§ **WHAT YOU WILL DO**
In the listing below, locate the lines that hold "this" and copy them.

§ **MATERIAL SHOWN**
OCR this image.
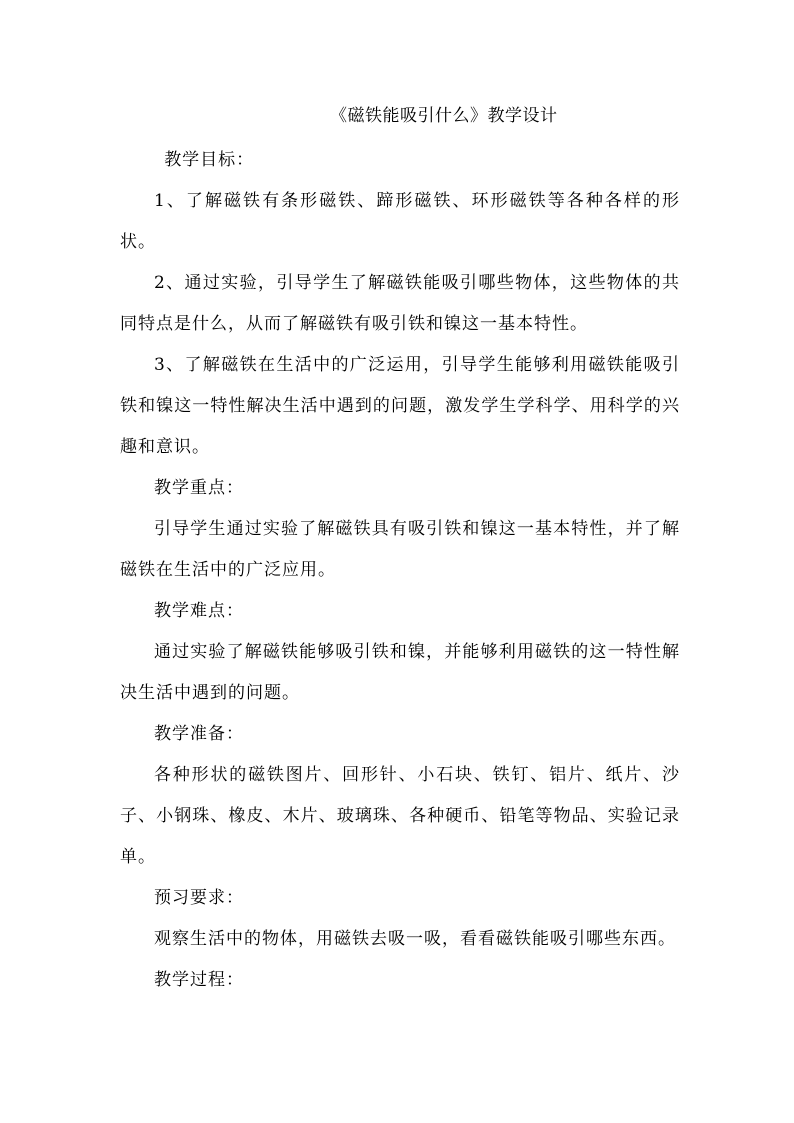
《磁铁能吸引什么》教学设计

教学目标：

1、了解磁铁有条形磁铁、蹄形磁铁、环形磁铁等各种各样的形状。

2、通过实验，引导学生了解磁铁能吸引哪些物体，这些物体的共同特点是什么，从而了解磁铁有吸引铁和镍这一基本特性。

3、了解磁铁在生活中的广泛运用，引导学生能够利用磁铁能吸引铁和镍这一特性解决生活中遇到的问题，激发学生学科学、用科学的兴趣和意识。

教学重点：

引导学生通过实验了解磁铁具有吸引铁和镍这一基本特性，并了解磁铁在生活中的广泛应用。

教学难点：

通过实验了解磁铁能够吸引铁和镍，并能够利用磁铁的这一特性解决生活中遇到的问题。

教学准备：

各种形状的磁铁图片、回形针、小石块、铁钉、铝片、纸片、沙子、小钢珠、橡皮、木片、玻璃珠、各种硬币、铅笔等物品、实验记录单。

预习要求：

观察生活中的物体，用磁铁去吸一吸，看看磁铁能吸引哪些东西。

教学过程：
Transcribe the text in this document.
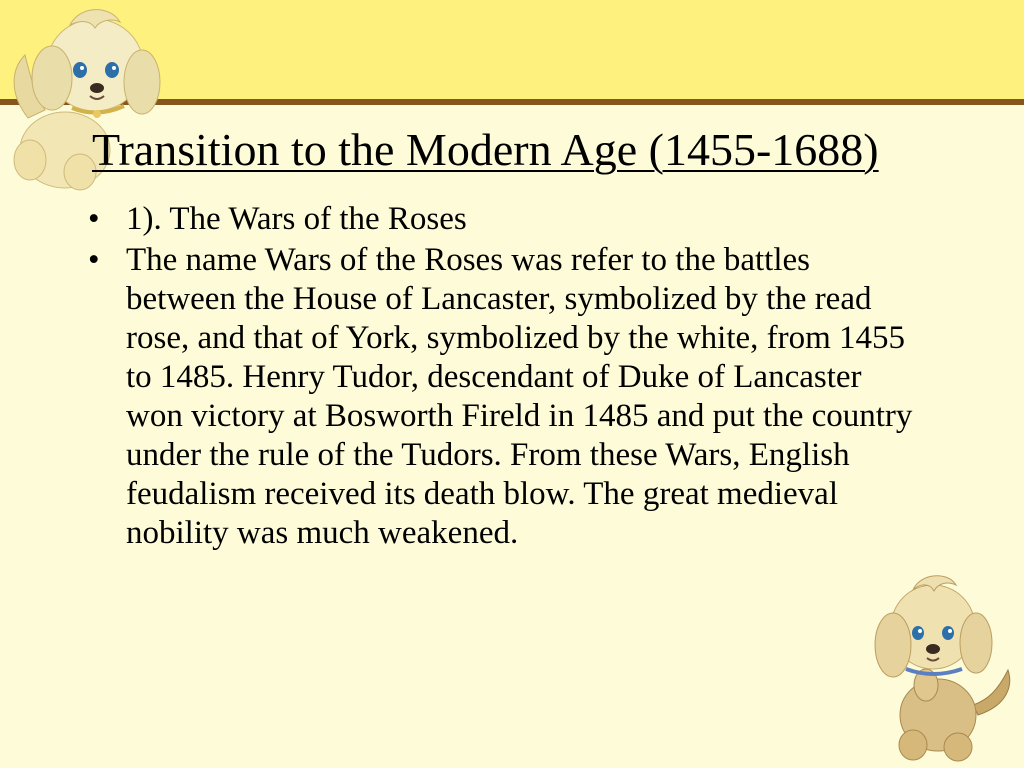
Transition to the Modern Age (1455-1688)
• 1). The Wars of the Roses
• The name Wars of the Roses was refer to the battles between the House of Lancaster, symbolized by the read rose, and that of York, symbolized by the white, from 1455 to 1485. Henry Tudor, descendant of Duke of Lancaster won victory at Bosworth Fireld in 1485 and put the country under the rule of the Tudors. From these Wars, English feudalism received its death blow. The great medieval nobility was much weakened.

§ **WRITTEN REPLY**
OCR this image.
Transcribe the text in this document.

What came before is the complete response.